*WHAT IS ASKED:*
Every entry below should be transcribed exactly; pictures stay out of the copy.

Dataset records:

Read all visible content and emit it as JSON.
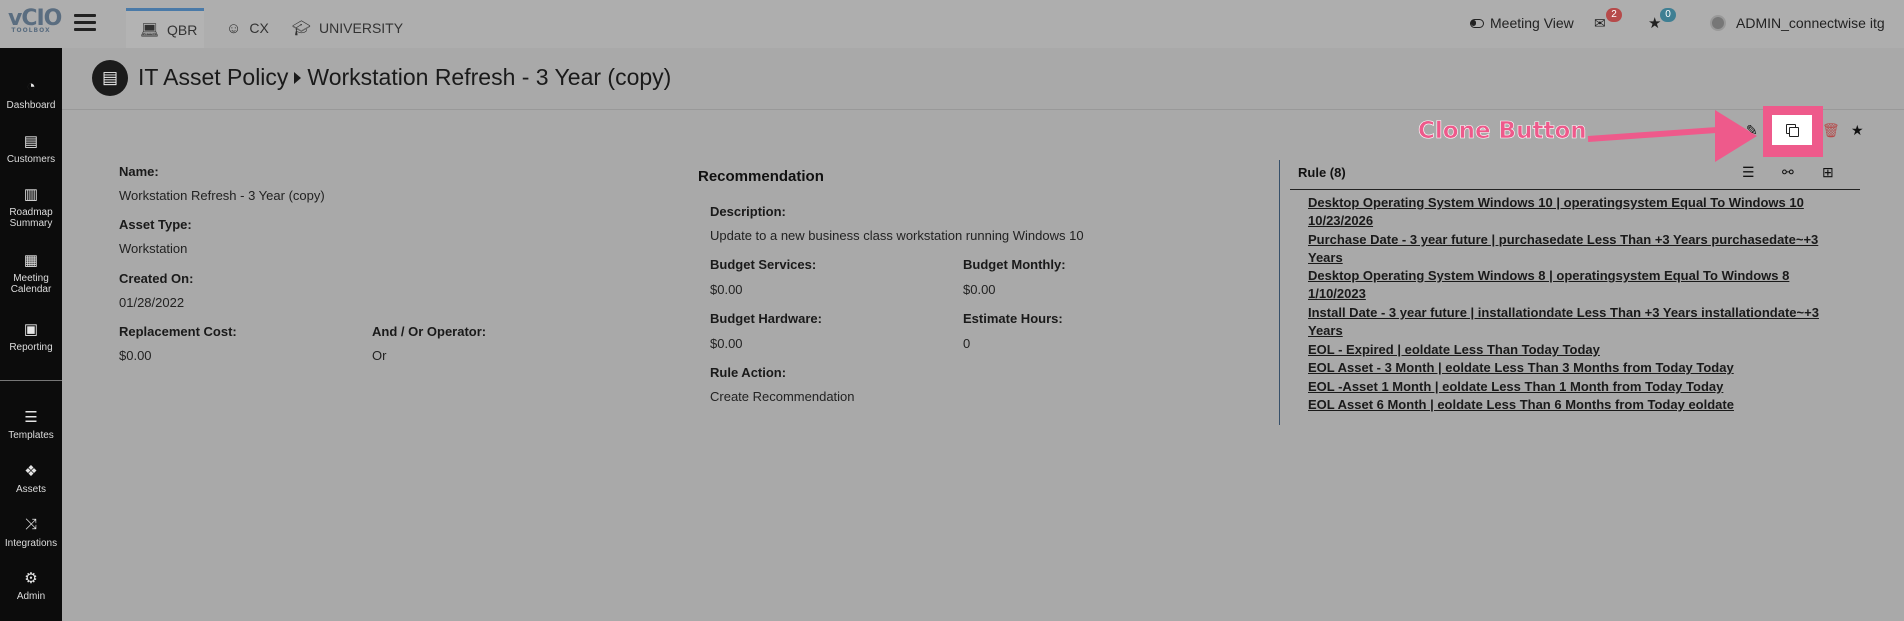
{
  "topbar": {
    "logo": "vCIO",
    "logo_sub": "TOOLBOX",
    "tabs": [
      {
        "label": "QBR",
        "icon": "laptop-icon"
      },
      {
        "label": "CX",
        "icon": "smiley-icon"
      },
      {
        "label": "UNIVERSITY",
        "icon": "graduation-cap-icon"
      }
    ],
    "meeting_view": "Meeting View",
    "mail_count": "2",
    "star_count": "0",
    "username": "ADMIN_connectwise itg"
  },
  "sidebar": {
    "items": [
      {
        "label": "Dashboard",
        "icon": "dashboard-icon"
      },
      {
        "label": "Customers",
        "icon": "id-card-icon"
      },
      {
        "label": "Roadmap Summary",
        "icon": "map-icon"
      },
      {
        "label": "Meeting Calendar",
        "icon": "calendar-icon"
      },
      {
        "label": "Reporting",
        "icon": "newspaper-icon"
      },
      {
        "label": "Templates",
        "icon": "template-icon"
      },
      {
        "label": "Assets",
        "icon": "cubes-icon"
      },
      {
        "label": "Integrations",
        "icon": "shuffle-icon"
      },
      {
        "label": "Admin",
        "icon": "gears-icon"
      }
    ]
  },
  "header": {
    "icon": "book-icon",
    "breadcrumb_parent": "IT Asset Policy",
    "title": "Workstation Refresh - 3 Year (copy)"
  },
  "annotation": {
    "label": "Clone Button",
    "color": "#ee5a8b"
  },
  "details": {
    "name_label": "Name:",
    "name_value": "Workstation Refresh - 3 Year (copy)",
    "asset_type_label": "Asset Type:",
    "asset_type_value": "Workstation",
    "created_on_label": "Created On:",
    "created_on_value": "01/28/2022",
    "replacement_cost_label": "Replacement Cost:",
    "replacement_cost_value": "$0.00",
    "operator_label": "And / Or Operator:",
    "operator_value": "Or"
  },
  "recommendation": {
    "title": "Recommendation",
    "description_label": "Description:",
    "description_value": "Update to a new business class workstation running Windows 10",
    "budget_services_label": "Budget Services:",
    "budget_services_value": "$0.00",
    "budget_monthly_label": "Budget Monthly:",
    "budget_monthly_value": "$0.00",
    "budget_hardware_label": "Budget Hardware:",
    "budget_hardware_value": "$0.00",
    "estimate_hours_label": "Estimate Hours:",
    "estimate_hours_value": "0",
    "rule_action_label": "Rule Action:",
    "rule_action_value": "Create Recommendation"
  },
  "rules": {
    "title": "Rule (8)",
    "items": [
      "Desktop Operating System Windows 10  |  operatingsystem Equal To Windows 10 10/23/2026",
      "Purchase Date - 3 year future  |  purchasedate Less Than +3 Years purchasedate~+3 Years",
      "Desktop Operating System Windows 8  |  operatingsystem Equal To Windows 8 1/10/2023",
      "Install Date - 3 year future  |  installationdate Less Than +3 Years installationdate~+3 Years",
      "EOL - Expired  |  eoldate Less Than Today Today",
      "EOL Asset - 3 Month  |  eoldate Less Than 3 Months from Today Today",
      "EOL -Asset 1 Month  |  eoldate Less Than 1 Month from Today Today",
      "EOL Asset 6 Month  |  eoldate Less Than 6 Months from Today eoldate"
    ]
  }
}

*RESULT BELOW:*
Read all visible content and emit it as JSON.
{
  "topbar": {
    "logo": "vCIO",
    "logo_sub": "TOOLBOX",
    "tabs": [
      {
        "label": "QBR",
        "icon": "laptop-icon"
      },
      {
        "label": "CX",
        "icon": "smiley-icon"
      },
      {
        "label": "UNIVERSITY",
        "icon": "graduation-cap-icon"
      }
    ],
    "meeting_view": "Meeting View",
    "mail_count": "2",
    "star_count": "0",
    "username": "ADMIN_connectwise itg"
  },
  "sidebar": {
    "items": [
      {
        "label": "Dashboard",
        "icon": "dashboard-icon"
      },
      {
        "label": "Customers",
        "icon": "id-card-icon"
      },
      {
        "label": "Roadmap Summary",
        "icon": "map-icon"
      },
      {
        "label": "Meeting Calendar",
        "icon": "calendar-icon"
      },
      {
        "label": "Reporting",
        "icon": "newspaper-icon"
      },
      {
        "label": "Templates",
        "icon": "template-icon"
      },
      {
        "label": "Assets",
        "icon": "cubes-icon"
      },
      {
        "label": "Integrations",
        "icon": "shuffle-icon"
      },
      {
        "label": "Admin",
        "icon": "gears-icon"
      }
    ]
  },
  "header": {
    "icon": "book-icon",
    "breadcrumb_parent": "IT Asset Policy",
    "title": "Workstation Refresh - 3 Year (copy)"
  },
  "annotation": {
    "label": "Clone Button",
    "color": "#ee5a8b"
  },
  "details": {
    "name_label": "Name:",
    "name_value": "Workstation Refresh - 3 Year (copy)",
    "asset_type_label": "Asset Type:",
    "asset_type_value": "Workstation",
    "created_on_label": "Created On:",
    "created_on_value": "01/28/2022",
    "replacement_cost_label": "Replacement Cost:",
    "replacement_cost_value": "$0.00",
    "operator_label": "And / Or Operator:",
    "operator_value": "Or"
  },
  "recommendation": {
    "title": "Recommendation",
    "description_label": "Description:",
    "description_value": "Update to a new business class workstation running Windows 10",
    "budget_services_label": "Budget Services:",
    "budget_services_value": "$0.00",
    "budget_monthly_label": "Budget Monthly:",
    "budget_monthly_value": "$0.00",
    "budget_hardware_label": "Budget Hardware:",
    "budget_hardware_value": "$0.00",
    "estimate_hours_label": "Estimate Hours:",
    "estimate_hours_value": "0",
    "rule_action_label": "Rule Action:",
    "rule_action_value": "Create Recommendation"
  },
  "rules": {
    "title": "Rule (8)",
    "items": [
      "Desktop Operating System Windows 10  |  operatingsystem Equal To Windows 10 10/23/2026",
      "Purchase Date - 3 year future  |  purchasedate Less Than +3 Years purchasedate~+3 Years",
      "Desktop Operating System Windows 8  |  operatingsystem Equal To Windows 8 1/10/2023",
      "Install Date - 3 year future  |  installationdate Less Than +3 Years installationdate~+3 Years",
      "EOL - Expired  |  eoldate Less Than Today Today",
      "EOL Asset - 3 Month  |  eoldate Less Than 3 Months from Today Today",
      "EOL -Asset 1 Month  |  eoldate Less Than 1 Month from Today Today",
      "EOL Asset 6 Month  |  eoldate Less Than 6 Months from Today eoldate"
    ]
  }
}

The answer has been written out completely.